* _The request_:
Return every line of the records below that contains the string "rifugio".

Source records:
■ ■ ■ ■ ■ ■ ■

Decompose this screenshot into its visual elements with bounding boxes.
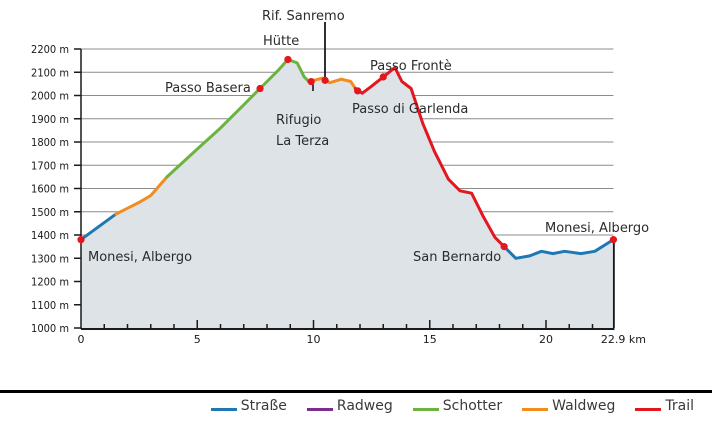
swatch-schotter xyxy=(412,407,439,411)
svg-text:10: 10 xyxy=(307,333,321,346)
svg-text:2000 m: 2000 m xyxy=(31,90,69,103)
svg-text:1500 m: 1500 m xyxy=(31,206,69,219)
label-rif-sanremo: Rif. Sanremo xyxy=(262,9,345,24)
svg-text:1900 m: 1900 m xyxy=(31,113,69,126)
legend-item-waldweg: Waldweg xyxy=(522,398,615,414)
label-passo-garlenda: Passo di Garlenda xyxy=(352,102,468,117)
swatch-radweg xyxy=(306,407,333,411)
svg-text:15: 15 xyxy=(423,333,437,346)
svg-text:2200 m: 2200 m xyxy=(31,43,69,56)
label-passo-fronte: Passo Frontè xyxy=(370,59,452,74)
x-axis: 0 5 10 15 20 22.9 km xyxy=(78,239,646,346)
svg-text:1000 m: 1000 m xyxy=(31,322,69,335)
svg-text:1200 m: 1200 m xyxy=(31,276,69,289)
label-passo-basera: Passo Basera xyxy=(165,81,251,96)
svg-text:5: 5 xyxy=(194,333,201,346)
svg-text:1800 m: 1800 m xyxy=(31,136,69,149)
legend-item-trail: Trail xyxy=(635,398,694,414)
legend-label: Straße xyxy=(240,398,287,414)
legend-label: Radweg xyxy=(336,398,393,414)
label-rifugio-line1: Rifugio xyxy=(276,113,321,128)
divider-line xyxy=(0,390,712,393)
label-end: Monesi, Albergo xyxy=(545,221,649,236)
elevation-area xyxy=(81,59,614,328)
legend-item-radweg: Radweg xyxy=(306,398,393,414)
swatch-strasse xyxy=(210,407,237,411)
label-huette: Hütte xyxy=(263,34,299,49)
elevation-profile-chart: 1000 m 1100 m 1200 m 1300 m 1400 m 1500 m 1600… xyxy=(31,9,649,346)
waypoint-markers xyxy=(77,55,618,251)
svg-text:0: 0 xyxy=(78,333,85,346)
svg-text:1100 m: 1100 m xyxy=(31,299,69,312)
legend: Straße Radweg Schotter Waldweg Trail xyxy=(210,398,694,414)
svg-text:22.9 km: 22.9 km xyxy=(601,333,646,346)
legend-label: Trail xyxy=(665,398,694,414)
route-segments xyxy=(79,58,615,260)
svg-text:1400 m: 1400 m xyxy=(31,229,69,242)
svg-text:1600 m: 1600 m xyxy=(31,183,69,196)
label-san-bernardo: San Bernardo xyxy=(413,250,501,265)
legend-item-strasse: Straße xyxy=(210,398,287,414)
svg-text:1300 m: 1300 m xyxy=(31,252,69,265)
svg-text:1700 m: 1700 m xyxy=(31,159,69,172)
svg-text:2100 m: 2100 m xyxy=(31,66,69,79)
svg-text:20: 20 xyxy=(539,333,553,346)
label-rifugio-line2: La Terza xyxy=(276,134,329,149)
legend-label: Schotter xyxy=(442,398,503,414)
swatch-waldweg xyxy=(522,407,549,411)
swatch-trail xyxy=(635,407,662,411)
y-axis: 1000 m 1100 m 1200 m 1300 m 1400 m 1500 m 1600… xyxy=(31,43,82,335)
legend-label: Waldweg xyxy=(552,398,616,414)
label-start: Monesi, Albergo xyxy=(88,250,192,265)
legend-item-schotter: Schotter xyxy=(412,398,503,414)
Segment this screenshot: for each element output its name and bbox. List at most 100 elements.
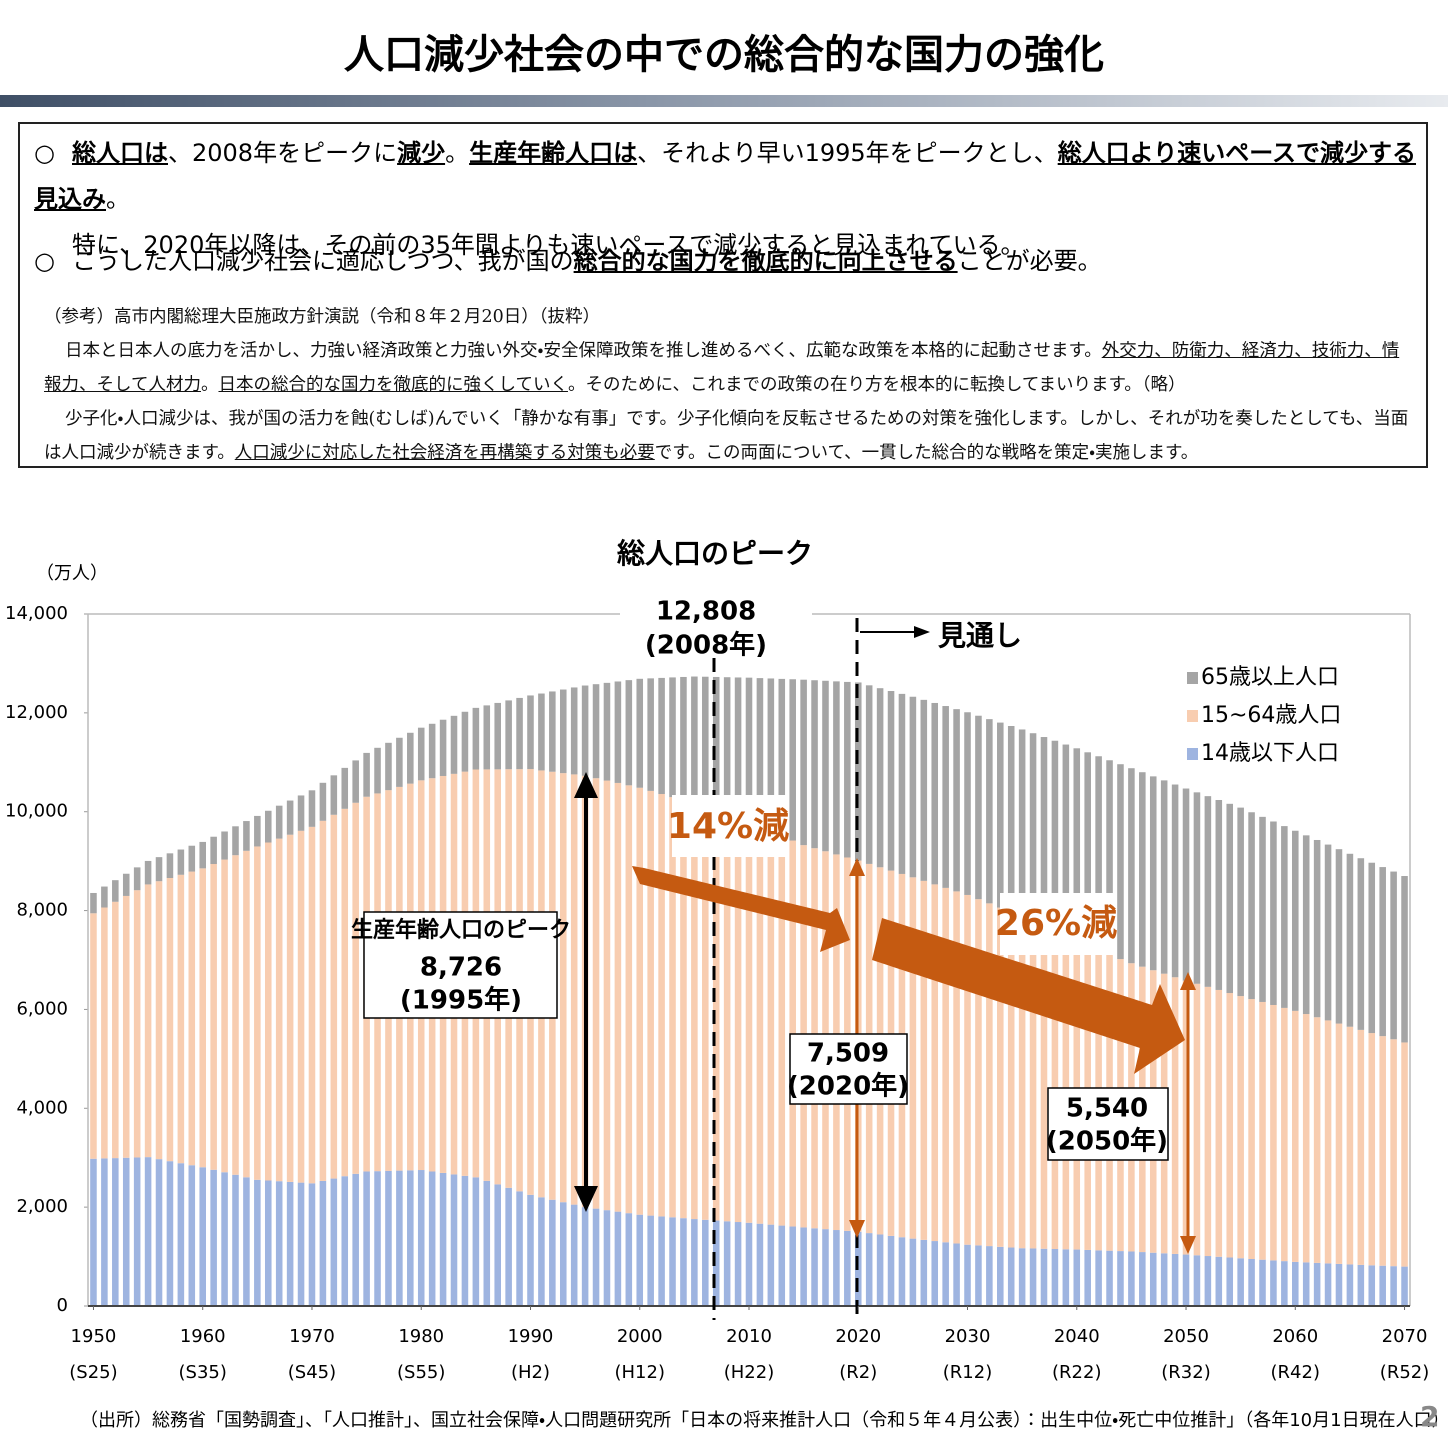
- bar-segment: [1171, 784, 1179, 978]
- bar-segment: [286, 834, 294, 1182]
- bar-segment: [1171, 1253, 1179, 1306]
- bar-segment: [942, 887, 949, 1243]
- bar-segment: [1302, 1262, 1310, 1306]
- bar-segment: [243, 850, 250, 1178]
- bar-segment: [570, 1204, 578, 1306]
- bar-segment: [1379, 1036, 1386, 1266]
- bar-segment: [199, 841, 206, 869]
- bar-segment: [876, 688, 884, 868]
- bar-segment: [898, 693, 906, 874]
- bar-segment: [691, 1219, 698, 1306]
- bar-segment: [1335, 849, 1343, 1024]
- bar-segment: [887, 691, 895, 871]
- bar-segment: [1226, 803, 1234, 994]
- bar-segment: [1007, 1247, 1015, 1306]
- bar-segment: [308, 826, 316, 1184]
- x-era-label: (S35): [179, 1362, 227, 1383]
- bar-segment: [669, 677, 676, 798]
- bar-segment: [636, 1214, 644, 1306]
- bar-segment: [1139, 1252, 1146, 1306]
- bar-segment: [658, 794, 665, 1217]
- bar-segment: [341, 808, 349, 1177]
- bar-segment: [1281, 1261, 1288, 1306]
- bar-segment: [407, 732, 414, 784]
- bar-segment: [363, 752, 370, 797]
- bar-segment: [210, 1169, 217, 1306]
- emphasis: 総人口より速いペースで減少する見込み: [34, 139, 1417, 213]
- bar-segment: [417, 727, 425, 781]
- annotation-text: 12,808: [656, 597, 756, 627]
- bar-segment: [122, 873, 130, 896]
- bar-segment: [1215, 989, 1223, 1257]
- bar-segment: [1040, 737, 1048, 927]
- bar-segment: [177, 849, 185, 875]
- x-era-label: (R32): [1161, 1362, 1210, 1383]
- bar-segment: [297, 795, 305, 831]
- bar-segment: [1029, 1248, 1037, 1306]
- bar-segment: [1149, 776, 1157, 971]
- range-arrow-head: [574, 1186, 598, 1212]
- bar-segment: [942, 706, 949, 888]
- bar-segment: [789, 1226, 796, 1306]
- emphasis: 総人口は: [72, 139, 168, 167]
- bar-segment: [396, 737, 403, 787]
- x-era-label: (R52): [1380, 1362, 1429, 1383]
- annotation-text: 7,509: [807, 1039, 889, 1069]
- x-era-label: (R12): [943, 1362, 992, 1383]
- bar-segment: [625, 680, 633, 786]
- x-tick-label: 2060: [1272, 1326, 1318, 1347]
- annotation-box: [1047, 1087, 1169, 1161]
- bar-segment: [1313, 1017, 1321, 1263]
- bar-segment: [1160, 1253, 1168, 1306]
- bar-segment: [1040, 926, 1048, 1249]
- bar-segment: [745, 822, 753, 1223]
- bar-segment: [275, 838, 283, 1182]
- bar-segment: [516, 697, 523, 770]
- bar-segment: [1302, 1014, 1310, 1263]
- bar-segment: [122, 895, 130, 1158]
- bar-segment: [1237, 996, 1244, 1259]
- bar-segment: [953, 891, 960, 1244]
- bullet: ○: [34, 247, 55, 275]
- bar-segment: [636, 678, 644, 788]
- bar-segment: [1368, 1033, 1376, 1266]
- bar-segment: [264, 842, 272, 1181]
- x-era-label: (S45): [288, 1362, 336, 1383]
- bar-segment: [1029, 733, 1037, 922]
- bar-segment: [1401, 876, 1408, 1043]
- bar-segment: [1062, 744, 1070, 938]
- bar-segment: [1204, 796, 1212, 987]
- bar-segment: [1292, 1010, 1299, 1262]
- bar-segment: [592, 1208, 600, 1306]
- bar-segment: [122, 1157, 130, 1306]
- bar-segment: [822, 1229, 829, 1306]
- y-tick-label: 2,000: [16, 1196, 68, 1217]
- bar-segment: [712, 1220, 720, 1306]
- x-tick-label: 1980: [398, 1326, 444, 1347]
- bar-segment: [1084, 1249, 1091, 1306]
- bar-segment: [680, 800, 687, 1219]
- bar-segment: [570, 774, 578, 1205]
- bar-segment: [712, 810, 720, 1221]
- bar-segment: [483, 1180, 491, 1306]
- bar-segment: [232, 1174, 239, 1306]
- bar-segment: [1040, 1248, 1048, 1306]
- bar-segment: [199, 868, 206, 1168]
- annotation-text: 見通し: [938, 619, 1022, 652]
- bar-segment: [865, 1233, 873, 1306]
- annotation-text: 5,540: [1066, 1094, 1148, 1124]
- bar-segment: [1051, 740, 1059, 932]
- bar-segment: [1204, 986, 1212, 1257]
- underline: 日本の総合的な国力を徹底的に強くしていく: [218, 375, 568, 395]
- text: 日本と日本人の底力を活かし、力強い経済政策と力強い外交・安全保障政策を推し進める…: [65, 341, 1102, 361]
- annotation-box: [789, 1033, 908, 1105]
- bar-segment: [975, 899, 982, 1246]
- bar-segment: [1051, 1249, 1059, 1306]
- range-arrow-head: [849, 1220, 865, 1238]
- bar-segment: [1368, 862, 1376, 1034]
- bar-segment: [374, 747, 381, 794]
- bar-segment: [625, 1213, 633, 1306]
- bar-segment: [133, 1157, 141, 1306]
- bar-segment: [210, 864, 217, 1170]
- bar-segment: [450, 715, 458, 774]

■ ■ ■ ■ ■ ■ ■

* _Solved problem_:
label-rifugio-line1: Rifugio xyxy=(276,113,321,128)
label-rifugio-line2: La Terza xyxy=(276,134,329,149)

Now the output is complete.